• Problem to solve:
Quote all entries exactly, leaving pictures aside.
****
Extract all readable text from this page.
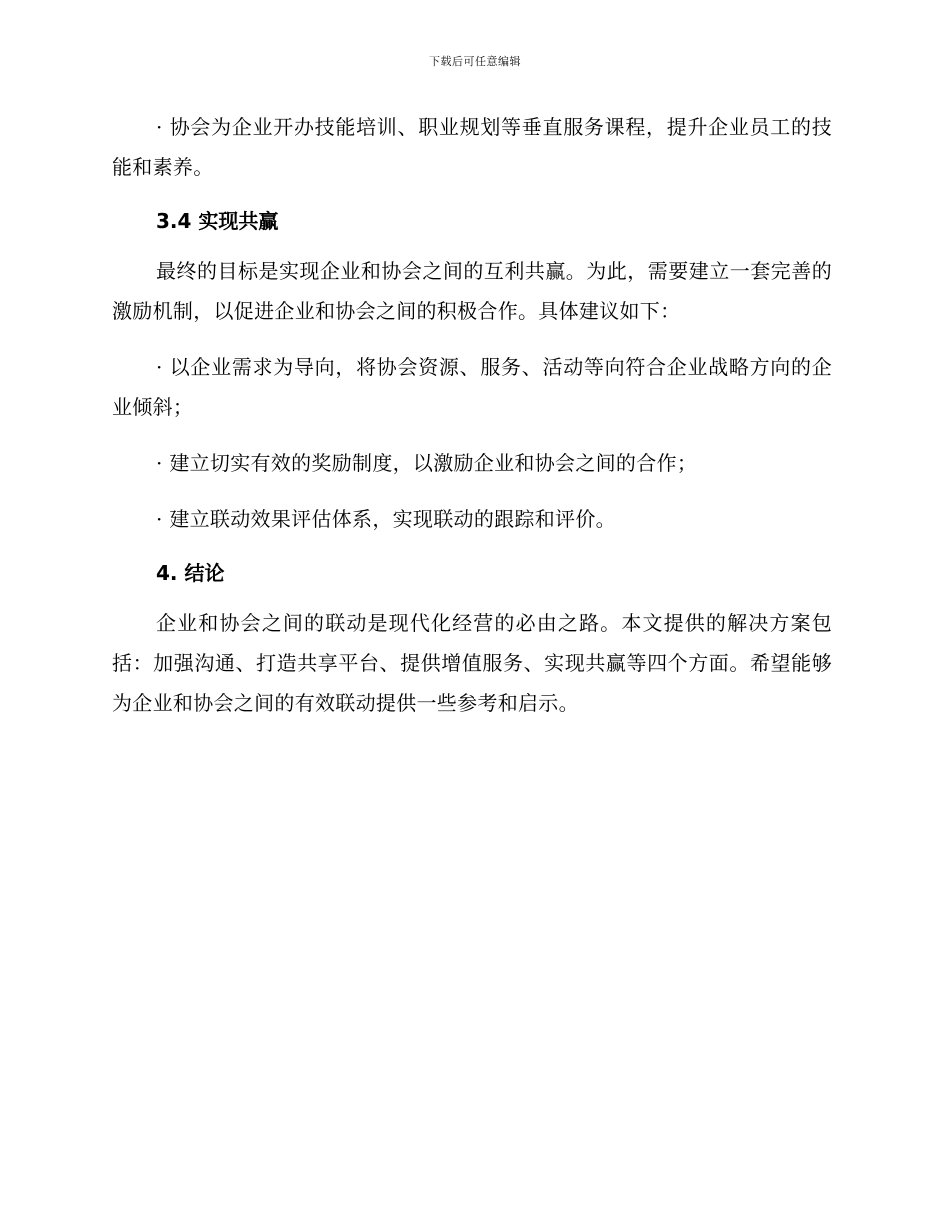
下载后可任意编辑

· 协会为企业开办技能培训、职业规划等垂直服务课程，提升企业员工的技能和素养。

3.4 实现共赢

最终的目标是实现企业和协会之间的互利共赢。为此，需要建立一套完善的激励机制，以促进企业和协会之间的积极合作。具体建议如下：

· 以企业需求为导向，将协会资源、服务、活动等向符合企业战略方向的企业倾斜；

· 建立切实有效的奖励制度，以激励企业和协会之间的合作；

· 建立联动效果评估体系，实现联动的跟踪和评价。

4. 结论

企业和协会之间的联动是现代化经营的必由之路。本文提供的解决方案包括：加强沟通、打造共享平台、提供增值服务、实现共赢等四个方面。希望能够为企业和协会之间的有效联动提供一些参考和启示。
****
• Expected answer:
Extract all readable text from this page.
下载后可任意编辑

· 协会为企业开办技能培训、职业规划等垂直服务课程，提升企业员工的技能和素养。

3.4 实现共赢

最终的目标是实现企业和协会之间的互利共赢。为此，需要建立一套完善的激励机制，以促进企业和协会之间的积极合作。具体建议如下：

· 以企业需求为导向，将协会资源、服务、活动等向符合企业战略方向的企业倾斜；

· 建立切实有效的奖励制度，以激励企业和协会之间的合作；

· 建立联动效果评估体系，实现联动的跟踪和评价。

4. 结论

企业和协会之间的联动是现代化经营的必由之路。本文提供的解决方案包括：加强沟通、打造共享平台、提供增值服务、实现共赢等四个方面。希望能够为企业和协会之间的有效联动提供一些参考和启示。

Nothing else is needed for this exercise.